[INSTRUCTIONS TO FOLLOW]
Below are some entries. Output each one exactly as it appears.

Entries with figure data:
%%

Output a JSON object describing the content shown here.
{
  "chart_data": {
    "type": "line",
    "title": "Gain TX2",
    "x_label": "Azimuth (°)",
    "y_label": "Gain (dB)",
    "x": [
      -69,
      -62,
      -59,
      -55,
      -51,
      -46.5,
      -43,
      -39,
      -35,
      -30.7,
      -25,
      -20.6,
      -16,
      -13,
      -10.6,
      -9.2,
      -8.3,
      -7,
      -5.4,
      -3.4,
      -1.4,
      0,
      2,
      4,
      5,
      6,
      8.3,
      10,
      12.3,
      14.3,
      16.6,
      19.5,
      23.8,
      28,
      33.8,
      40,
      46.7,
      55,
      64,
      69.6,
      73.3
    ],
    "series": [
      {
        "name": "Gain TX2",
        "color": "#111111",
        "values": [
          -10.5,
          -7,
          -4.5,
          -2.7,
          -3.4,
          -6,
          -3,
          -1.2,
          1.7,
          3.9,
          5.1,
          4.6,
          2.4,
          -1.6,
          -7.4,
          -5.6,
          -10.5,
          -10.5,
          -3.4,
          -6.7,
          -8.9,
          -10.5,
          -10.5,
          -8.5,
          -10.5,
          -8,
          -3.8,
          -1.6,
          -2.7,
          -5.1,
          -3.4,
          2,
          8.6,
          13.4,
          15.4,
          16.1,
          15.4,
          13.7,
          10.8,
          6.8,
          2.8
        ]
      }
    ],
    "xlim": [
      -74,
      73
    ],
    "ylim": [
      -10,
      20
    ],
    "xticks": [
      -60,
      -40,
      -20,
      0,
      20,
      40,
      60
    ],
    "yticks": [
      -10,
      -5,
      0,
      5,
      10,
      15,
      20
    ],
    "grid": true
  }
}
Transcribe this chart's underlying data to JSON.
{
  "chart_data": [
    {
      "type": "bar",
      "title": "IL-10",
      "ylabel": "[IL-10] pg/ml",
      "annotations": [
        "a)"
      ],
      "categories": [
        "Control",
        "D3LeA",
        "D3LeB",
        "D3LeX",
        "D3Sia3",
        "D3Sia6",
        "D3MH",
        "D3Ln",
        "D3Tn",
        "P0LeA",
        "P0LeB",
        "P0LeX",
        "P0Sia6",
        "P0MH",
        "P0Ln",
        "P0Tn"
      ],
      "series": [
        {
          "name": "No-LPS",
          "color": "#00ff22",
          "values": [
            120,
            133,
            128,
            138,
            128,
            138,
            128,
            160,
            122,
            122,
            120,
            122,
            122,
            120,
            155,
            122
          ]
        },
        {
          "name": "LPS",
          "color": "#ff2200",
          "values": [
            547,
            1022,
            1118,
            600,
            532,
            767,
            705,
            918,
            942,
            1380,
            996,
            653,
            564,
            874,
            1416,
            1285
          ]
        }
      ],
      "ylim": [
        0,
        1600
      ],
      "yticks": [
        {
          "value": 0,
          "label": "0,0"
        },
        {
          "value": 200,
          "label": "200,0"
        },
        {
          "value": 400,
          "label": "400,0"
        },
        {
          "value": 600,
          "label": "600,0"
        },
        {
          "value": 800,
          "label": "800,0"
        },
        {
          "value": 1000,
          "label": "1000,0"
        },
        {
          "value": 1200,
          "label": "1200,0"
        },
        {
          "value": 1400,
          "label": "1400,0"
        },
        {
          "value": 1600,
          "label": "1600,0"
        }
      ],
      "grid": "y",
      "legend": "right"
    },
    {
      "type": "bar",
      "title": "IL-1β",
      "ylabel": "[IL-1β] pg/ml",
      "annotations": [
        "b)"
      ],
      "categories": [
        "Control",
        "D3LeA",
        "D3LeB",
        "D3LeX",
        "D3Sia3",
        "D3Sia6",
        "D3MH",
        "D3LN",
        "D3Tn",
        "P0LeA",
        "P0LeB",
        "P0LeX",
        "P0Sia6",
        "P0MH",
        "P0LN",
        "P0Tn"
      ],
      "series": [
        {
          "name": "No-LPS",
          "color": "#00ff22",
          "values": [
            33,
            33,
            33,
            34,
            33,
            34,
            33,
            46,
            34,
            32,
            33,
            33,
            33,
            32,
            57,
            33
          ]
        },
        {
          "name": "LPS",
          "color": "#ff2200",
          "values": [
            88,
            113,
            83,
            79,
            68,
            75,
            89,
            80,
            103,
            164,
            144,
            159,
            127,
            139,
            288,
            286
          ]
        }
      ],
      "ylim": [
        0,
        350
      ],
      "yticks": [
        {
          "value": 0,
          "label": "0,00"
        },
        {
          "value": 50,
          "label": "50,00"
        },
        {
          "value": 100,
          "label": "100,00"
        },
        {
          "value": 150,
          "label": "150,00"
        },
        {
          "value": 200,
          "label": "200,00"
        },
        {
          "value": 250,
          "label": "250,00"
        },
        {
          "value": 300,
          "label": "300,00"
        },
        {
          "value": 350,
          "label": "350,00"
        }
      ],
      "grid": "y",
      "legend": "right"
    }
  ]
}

%%

[OUTPUT BELOW]
Output a JSON object describing the content shown here.
{
  "chart_data": {
    "type": "line",
    "title": "Gain TX2",
    "x_label": "Azimuth (°)",
    "y_label": "Gain (dB)",
    "x": [
      -69,
      -62,
      -59,
      -55,
      -51,
      -46.5,
      -43,
      -39,
      -35,
      -30.7,
      -25,
      -20.6,
      -16,
      -13,
      -10.6,
      -9.2,
      -8.3,
      -7,
      -5.4,
      -3.4,
      -1.4,
      0,
      2,
      4,
      5,
      6,
      8.3,
      10,
      12.3,
      14.3,
      16.6,
      19.5,
      23.8,
      28,
      33.8,
      40,
      46.7,
      55,
      64,
      69.6,
      73.3
    ],
    "series": [
      {
        "name": "Gain TX2",
        "color": "#111111",
        "values": [
          -10.5,
          -7,
          -4.5,
          -2.7,
          -3.4,
          -6,
          -3,
          -1.2,
          1.7,
          3.9,
          5.1,
          4.6,
          2.4,
          -1.6,
          -7.4,
          -5.6,
          -10.5,
          -10.5,
          -3.4,
          -6.7,
          -8.9,
          -10.5,
          -10.5,
          -8.5,
          -10.5,
          -8,
          -3.8,
          -1.6,
          -2.7,
          -5.1,
          -3.4,
          2,
          8.6,
          13.4,
          15.4,
          16.1,
          15.4,
          13.7,
          10.8,
          6.8,
          2.8
        ]
      }
    ],
    "xlim": [
      -74,
      73
    ],
    "ylim": [
      -10,
      20
    ],
    "xticks": [
      -60,
      -40,
      -20,
      0,
      20,
      40,
      60
    ],
    "yticks": [
      -10,
      -5,
      0,
      5,
      10,
      15,
      20
    ],
    "grid": true
  }
}
Transcribe this chart's underlying data to JSON.
{
  "chart_data": [
    {
      "type": "bar",
      "title": "IL-10",
      "ylabel": "[IL-10] pg/ml",
      "annotations": [
        "a)"
      ],
      "categories": [
        "Control",
        "D3LeA",
        "D3LeB",
        "D3LeX",
        "D3Sia3",
        "D3Sia6",
        "D3MH",
        "D3Ln",
        "D3Tn",
        "P0LeA",
        "P0LeB",
        "P0LeX",
        "P0Sia6",
        "P0MH",
        "P0Ln",
        "P0Tn"
      ],
      "series": [
        {
          "name": "No-LPS",
          "color": "#00ff22",
          "values": [
            120,
            133,
            128,
            138,
            128,
            138,
            128,
            160,
            122,
            122,
            120,
            122,
            122,
            120,
            155,
            122
          ]
        },
        {
          "name": "LPS",
          "color": "#ff2200",
          "values": [
            547,
            1022,
            1118,
            600,
            532,
            767,
            705,
            918,
            942,
            1380,
            996,
            653,
            564,
            874,
            1416,
            1285
          ]
        }
      ],
      "ylim": [
        0,
        1600
      ],
      "yticks": [
        {
          "value": 0,
          "label": "0,0"
        },
        {
          "value": 200,
          "label": "200,0"
        },
        {
          "value": 400,
          "label": "400,0"
        },
        {
          "value": 600,
          "label": "600,0"
        },
        {
          "value": 800,
          "label": "800,0"
        },
        {
          "value": 1000,
          "label": "1000,0"
        },
        {
          "value": 1200,
          "label": "1200,0"
        },
        {
          "value": 1400,
          "label": "1400,0"
        },
        {
          "value": 1600,
          "label": "1600,0"
        }
      ],
      "grid": "y",
      "legend": "right"
    },
    {
      "type": "bar",
      "title": "IL-1β",
      "ylabel": "[IL-1β] pg/ml",
      "annotations": [
        "b)"
      ],
      "categories": [
        "Control",
        "D3LeA",
        "D3LeB",
        "D3LeX",
        "D3Sia3",
        "D3Sia6",
        "D3MH",
        "D3LN",
        "D3Tn",
        "P0LeA",
        "P0LeB",
        "P0LeX",
        "P0Sia6",
        "P0MH",
        "P0LN",
        "P0Tn"
      ],
      "series": [
        {
          "name": "No-LPS",
          "color": "#00ff22",
          "values": [
            33,
            33,
            33,
            34,
            33,
            34,
            33,
            46,
            34,
            32,
            33,
            33,
            33,
            32,
            57,
            33
          ]
        },
        {
          "name": "LPS",
          "color": "#ff2200",
          "values": [
            88,
            113,
            83,
            79,
            68,
            75,
            89,
            80,
            103,
            164,
            144,
            159,
            127,
            139,
            288,
            286
          ]
        }
      ],
      "ylim": [
        0,
        350
      ],
      "yticks": [
        {
          "value": 0,
          "label": "0,00"
        },
        {
          "value": 50,
          "label": "50,00"
        },
        {
          "value": 100,
          "label": "100,00"
        },
        {
          "value": 150,
          "label": "150,00"
        },
        {
          "value": 200,
          "label": "200,00"
        },
        {
          "value": 250,
          "label": "250,00"
        },
        {
          "value": 300,
          "label": "300,00"
        },
        {
          "value": 350,
          "label": "350,00"
        }
      ],
      "grid": "y",
      "legend": "right"
    }
  ]
}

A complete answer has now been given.